> [REQUIREMENTS] Reproduce each of the lines word for word.
-- begin AVAILABLE RECORDS --
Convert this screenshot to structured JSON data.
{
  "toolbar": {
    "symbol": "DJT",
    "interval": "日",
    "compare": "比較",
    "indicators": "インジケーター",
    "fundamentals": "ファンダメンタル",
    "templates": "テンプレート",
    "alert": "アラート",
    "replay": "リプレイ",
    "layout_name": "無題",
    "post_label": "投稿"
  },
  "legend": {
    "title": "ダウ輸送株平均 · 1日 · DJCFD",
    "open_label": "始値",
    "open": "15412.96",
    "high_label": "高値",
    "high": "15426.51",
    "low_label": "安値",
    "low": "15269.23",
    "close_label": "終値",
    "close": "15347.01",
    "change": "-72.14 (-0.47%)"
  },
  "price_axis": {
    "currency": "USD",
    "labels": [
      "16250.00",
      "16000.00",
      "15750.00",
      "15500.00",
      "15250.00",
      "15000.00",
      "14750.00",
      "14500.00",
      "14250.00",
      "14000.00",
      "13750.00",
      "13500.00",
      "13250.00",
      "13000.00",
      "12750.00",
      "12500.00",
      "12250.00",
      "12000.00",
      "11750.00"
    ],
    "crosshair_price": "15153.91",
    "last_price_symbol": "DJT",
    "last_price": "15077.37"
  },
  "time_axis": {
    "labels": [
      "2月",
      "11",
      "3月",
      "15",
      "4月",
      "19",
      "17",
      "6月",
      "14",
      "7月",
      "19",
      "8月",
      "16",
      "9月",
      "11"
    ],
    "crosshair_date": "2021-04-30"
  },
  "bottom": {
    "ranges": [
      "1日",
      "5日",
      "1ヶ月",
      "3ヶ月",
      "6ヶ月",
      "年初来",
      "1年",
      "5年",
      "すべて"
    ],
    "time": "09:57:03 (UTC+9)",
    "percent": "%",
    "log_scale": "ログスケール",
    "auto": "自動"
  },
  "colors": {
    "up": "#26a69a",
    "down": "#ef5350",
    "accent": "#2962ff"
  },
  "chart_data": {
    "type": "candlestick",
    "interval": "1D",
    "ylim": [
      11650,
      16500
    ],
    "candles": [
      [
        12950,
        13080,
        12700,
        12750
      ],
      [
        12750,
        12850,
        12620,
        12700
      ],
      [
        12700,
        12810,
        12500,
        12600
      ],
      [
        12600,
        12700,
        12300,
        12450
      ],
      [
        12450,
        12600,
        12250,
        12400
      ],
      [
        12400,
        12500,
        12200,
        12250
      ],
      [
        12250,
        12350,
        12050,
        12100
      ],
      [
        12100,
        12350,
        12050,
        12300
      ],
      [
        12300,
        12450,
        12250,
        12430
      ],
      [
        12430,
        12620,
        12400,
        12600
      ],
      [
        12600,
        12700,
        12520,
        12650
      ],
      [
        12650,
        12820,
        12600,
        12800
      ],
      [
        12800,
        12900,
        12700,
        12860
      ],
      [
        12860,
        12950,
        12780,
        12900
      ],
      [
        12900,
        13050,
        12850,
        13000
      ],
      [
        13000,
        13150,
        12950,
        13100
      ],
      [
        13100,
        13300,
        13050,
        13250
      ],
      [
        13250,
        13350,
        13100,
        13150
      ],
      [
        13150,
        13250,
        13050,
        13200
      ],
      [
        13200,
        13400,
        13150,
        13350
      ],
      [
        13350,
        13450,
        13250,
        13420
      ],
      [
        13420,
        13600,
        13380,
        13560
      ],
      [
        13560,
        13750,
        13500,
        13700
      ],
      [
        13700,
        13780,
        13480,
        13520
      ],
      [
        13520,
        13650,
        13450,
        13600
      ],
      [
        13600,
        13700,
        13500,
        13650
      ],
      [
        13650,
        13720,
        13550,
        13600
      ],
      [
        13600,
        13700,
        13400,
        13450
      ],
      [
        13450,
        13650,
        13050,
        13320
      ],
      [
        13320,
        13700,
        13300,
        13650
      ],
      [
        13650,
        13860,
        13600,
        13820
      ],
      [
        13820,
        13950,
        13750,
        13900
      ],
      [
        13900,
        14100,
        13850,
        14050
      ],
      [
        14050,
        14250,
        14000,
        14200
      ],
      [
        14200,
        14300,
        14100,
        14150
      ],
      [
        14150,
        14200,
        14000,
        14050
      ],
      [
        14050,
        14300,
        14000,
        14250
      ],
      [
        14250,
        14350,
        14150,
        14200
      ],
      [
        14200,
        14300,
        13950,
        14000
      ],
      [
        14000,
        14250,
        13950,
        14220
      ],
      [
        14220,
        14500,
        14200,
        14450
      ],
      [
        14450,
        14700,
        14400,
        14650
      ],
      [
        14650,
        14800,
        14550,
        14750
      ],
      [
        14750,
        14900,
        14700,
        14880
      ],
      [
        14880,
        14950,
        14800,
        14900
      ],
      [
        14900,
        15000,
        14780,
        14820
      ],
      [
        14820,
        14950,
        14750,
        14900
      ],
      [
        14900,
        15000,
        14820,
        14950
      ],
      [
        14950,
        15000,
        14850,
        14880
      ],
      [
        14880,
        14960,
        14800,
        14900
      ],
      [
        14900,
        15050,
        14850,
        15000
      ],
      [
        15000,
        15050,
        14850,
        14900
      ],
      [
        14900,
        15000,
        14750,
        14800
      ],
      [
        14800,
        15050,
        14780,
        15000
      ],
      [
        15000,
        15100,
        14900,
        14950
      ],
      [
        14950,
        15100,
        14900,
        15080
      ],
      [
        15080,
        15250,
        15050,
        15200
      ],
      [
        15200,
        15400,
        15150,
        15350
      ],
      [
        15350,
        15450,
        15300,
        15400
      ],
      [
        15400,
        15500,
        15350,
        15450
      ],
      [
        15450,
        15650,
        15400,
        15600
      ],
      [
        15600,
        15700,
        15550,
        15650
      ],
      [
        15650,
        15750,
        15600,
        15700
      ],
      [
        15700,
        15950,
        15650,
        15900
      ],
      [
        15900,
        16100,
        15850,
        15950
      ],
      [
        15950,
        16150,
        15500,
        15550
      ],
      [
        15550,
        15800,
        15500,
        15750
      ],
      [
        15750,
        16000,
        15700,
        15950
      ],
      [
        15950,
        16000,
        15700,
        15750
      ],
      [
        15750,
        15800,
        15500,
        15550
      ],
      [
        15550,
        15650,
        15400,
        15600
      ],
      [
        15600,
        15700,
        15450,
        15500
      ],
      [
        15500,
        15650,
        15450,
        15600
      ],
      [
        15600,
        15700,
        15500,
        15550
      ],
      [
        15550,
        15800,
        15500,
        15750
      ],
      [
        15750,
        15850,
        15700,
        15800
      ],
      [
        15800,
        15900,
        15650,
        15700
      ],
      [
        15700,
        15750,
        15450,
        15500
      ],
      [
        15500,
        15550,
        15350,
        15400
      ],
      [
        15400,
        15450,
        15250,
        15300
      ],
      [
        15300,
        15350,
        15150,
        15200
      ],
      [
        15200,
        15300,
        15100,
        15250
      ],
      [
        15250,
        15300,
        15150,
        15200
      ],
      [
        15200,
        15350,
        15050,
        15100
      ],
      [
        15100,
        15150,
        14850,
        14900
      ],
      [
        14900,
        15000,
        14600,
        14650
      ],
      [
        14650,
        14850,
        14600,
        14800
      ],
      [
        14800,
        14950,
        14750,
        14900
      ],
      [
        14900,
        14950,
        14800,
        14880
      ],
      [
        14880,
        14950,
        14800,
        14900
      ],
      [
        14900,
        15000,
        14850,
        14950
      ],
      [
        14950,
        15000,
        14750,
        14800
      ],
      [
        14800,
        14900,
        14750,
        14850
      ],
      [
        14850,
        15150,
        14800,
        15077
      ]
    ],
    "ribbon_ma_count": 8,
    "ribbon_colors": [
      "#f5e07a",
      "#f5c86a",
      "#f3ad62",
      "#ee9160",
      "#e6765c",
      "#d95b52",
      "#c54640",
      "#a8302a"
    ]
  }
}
-- end AVAILABLE RECORDS --
> [FINAL RESULT]
Convert this screenshot to structured JSON data.
{
  "toolbar": {
    "symbol": "DJT",
    "interval": "日",
    "compare": "比較",
    "indicators": "インジケーター",
    "fundamentals": "ファンダメンタル",
    "templates": "テンプレート",
    "alert": "アラート",
    "replay": "リプレイ",
    "layout_name": "無題",
    "post_label": "投稿"
  },
  "legend": {
    "title": "ダウ輸送株平均 · 1日 · DJCFD",
    "open_label": "始値",
    "open": "15412.96",
    "high_label": "高値",
    "high": "15426.51",
    "low_label": "安値",
    "low": "15269.23",
    "close_label": "終値",
    "close": "15347.01",
    "change": "-72.14 (-0.47%)"
  },
  "price_axis": {
    "currency": "USD",
    "labels": [
      "16250.00",
      "16000.00",
      "15750.00",
      "15500.00",
      "15250.00",
      "15000.00",
      "14750.00",
      "14500.00",
      "14250.00",
      "14000.00",
      "13750.00",
      "13500.00",
      "13250.00",
      "13000.00",
      "12750.00",
      "12500.00",
      "12250.00",
      "12000.00",
      "11750.00"
    ],
    "crosshair_price": "15153.91",
    "last_price_symbol": "DJT",
    "last_price": "15077.37"
  },
  "time_axis": {
    "labels": [
      "2月",
      "11",
      "3月",
      "15",
      "4月",
      "19",
      "17",
      "6月",
      "14",
      "7月",
      "19",
      "8月",
      "16",
      "9月",
      "11"
    ],
    "crosshair_date": "2021-04-30"
  },
  "bottom": {
    "ranges": [
      "1日",
      "5日",
      "1ヶ月",
      "3ヶ月",
      "6ヶ月",
      "年初来",
      "1年",
      "5年",
      "すべて"
    ],
    "time": "09:57:03 (UTC+9)",
    "percent": "%",
    "log_scale": "ログスケール",
    "auto": "自動"
  },
  "colors": {
    "up": "#26a69a",
    "down": "#ef5350",
    "accent": "#2962ff"
  },
  "chart_data": {
    "type": "candlestick",
    "interval": "1D",
    "ylim": [
      11650,
      16500
    ],
    "candles": [
      [
        12950,
        13080,
        12700,
        12750
      ],
      [
        12750,
        12850,
        12620,
        12700
      ],
      [
        12700,
        12810,
        12500,
        12600
      ],
      [
        12600,
        12700,
        12300,
        12450
      ],
      [
        12450,
        12600,
        12250,
        12400
      ],
      [
        12400,
        12500,
        12200,
        12250
      ],
      [
        12250,
        12350,
        12050,
        12100
      ],
      [
        12100,
        12350,
        12050,
        12300
      ],
      [
        12300,
        12450,
        12250,
        12430
      ],
      [
        12430,
        12620,
        12400,
        12600
      ],
      [
        12600,
        12700,
        12520,
        12650
      ],
      [
        12650,
        12820,
        12600,
        12800
      ],
      [
        12800,
        12900,
        12700,
        12860
      ],
      [
        12860,
        12950,
        12780,
        12900
      ],
      [
        12900,
        13050,
        12850,
        13000
      ],
      [
        13000,
        13150,
        12950,
        13100
      ],
      [
        13100,
        13300,
        13050,
        13250
      ],
      [
        13250,
        13350,
        13100,
        13150
      ],
      [
        13150,
        13250,
        13050,
        13200
      ],
      [
        13200,
        13400,
        13150,
        13350
      ],
      [
        13350,
        13450,
        13250,
        13420
      ],
      [
        13420,
        13600,
        13380,
        13560
      ],
      [
        13560,
        13750,
        13500,
        13700
      ],
      [
        13700,
        13780,
        13480,
        13520
      ],
      [
        13520,
        13650,
        13450,
        13600
      ],
      [
        13600,
        13700,
        13500,
        13650
      ],
      [
        13650,
        13720,
        13550,
        13600
      ],
      [
        13600,
        13700,
        13400,
        13450
      ],
      [
        13450,
        13650,
        13050,
        13320
      ],
      [
        13320,
        13700,
        13300,
        13650
      ],
      [
        13650,
        13860,
        13600,
        13820
      ],
      [
        13820,
        13950,
        13750,
        13900
      ],
      [
        13900,
        14100,
        13850,
        14050
      ],
      [
        14050,
        14250,
        14000,
        14200
      ],
      [
        14200,
        14300,
        14100,
        14150
      ],
      [
        14150,
        14200,
        14000,
        14050
      ],
      [
        14050,
        14300,
        14000,
        14250
      ],
      [
        14250,
        14350,
        14150,
        14200
      ],
      [
        14200,
        14300,
        13950,
        14000
      ],
      [
        14000,
        14250,
        13950,
        14220
      ],
      [
        14220,
        14500,
        14200,
        14450
      ],
      [
        14450,
        14700,
        14400,
        14650
      ],
      [
        14650,
        14800,
        14550,
        14750
      ],
      [
        14750,
        14900,
        14700,
        14880
      ],
      [
        14880,
        14950,
        14800,
        14900
      ],
      [
        14900,
        15000,
        14780,
        14820
      ],
      [
        14820,
        14950,
        14750,
        14900
      ],
      [
        14900,
        15000,
        14820,
        14950
      ],
      [
        14950,
        15000,
        14850,
        14880
      ],
      [
        14880,
        14960,
        14800,
        14900
      ],
      [
        14900,
        15050,
        14850,
        15000
      ],
      [
        15000,
        15050,
        14850,
        14900
      ],
      [
        14900,
        15000,
        14750,
        14800
      ],
      [
        14800,
        15050,
        14780,
        15000
      ],
      [
        15000,
        15100,
        14900,
        14950
      ],
      [
        14950,
        15100,
        14900,
        15080
      ],
      [
        15080,
        15250,
        15050,
        15200
      ],
      [
        15200,
        15400,
        15150,
        15350
      ],
      [
        15350,
        15450,
        15300,
        15400
      ],
      [
        15400,
        15500,
        15350,
        15450
      ],
      [
        15450,
        15650,
        15400,
        15600
      ],
      [
        15600,
        15700,
        15550,
        15650
      ],
      [
        15650,
        15750,
        15600,
        15700
      ],
      [
        15700,
        15950,
        15650,
        15900
      ],
      [
        15900,
        16100,
        15850,
        15950
      ],
      [
        15950,
        16150,
        15500,
        15550
      ],
      [
        15550,
        15800,
        15500,
        15750
      ],
      [
        15750,
        16000,
        15700,
        15950
      ],
      [
        15950,
        16000,
        15700,
        15750
      ],
      [
        15750,
        15800,
        15500,
        15550
      ],
      [
        15550,
        15650,
        15400,
        15600
      ],
      [
        15600,
        15700,
        15450,
        15500
      ],
      [
        15500,
        15650,
        15450,
        15600
      ],
      [
        15600,
        15700,
        15500,
        15550
      ],
      [
        15550,
        15800,
        15500,
        15750
      ],
      [
        15750,
        15850,
        15700,
        15800
      ],
      [
        15800,
        15900,
        15650,
        15700
      ],
      [
        15700,
        15750,
        15450,
        15500
      ],
      [
        15500,
        15550,
        15350,
        15400
      ],
      [
        15400,
        15450,
        15250,
        15300
      ],
      [
        15300,
        15350,
        15150,
        15200
      ],
      [
        15200,
        15300,
        15100,
        15250
      ],
      [
        15250,
        15300,
        15150,
        15200
      ],
      [
        15200,
        15350,
        15050,
        15100
      ],
      [
        15100,
        15150,
        14850,
        14900
      ],
      [
        14900,
        15000,
        14600,
        14650
      ],
      [
        14650,
        14850,
        14600,
        14800
      ],
      [
        14800,
        14950,
        14750,
        14900
      ],
      [
        14900,
        14950,
        14800,
        14880
      ],
      [
        14880,
        14950,
        14800,
        14900
      ],
      [
        14900,
        15000,
        14850,
        14950
      ],
      [
        14950,
        15000,
        14750,
        14800
      ],
      [
        14800,
        14900,
        14750,
        14850
      ],
      [
        14850,
        15150,
        14800,
        15077
      ]
    ],
    "ribbon_ma_count": 8,
    "ribbon_colors": [
      "#f5e07a",
      "#f5c86a",
      "#f3ad62",
      "#ee9160",
      "#e6765c",
      "#d95b52",
      "#c54640",
      "#a8302a"
    ]
  }
}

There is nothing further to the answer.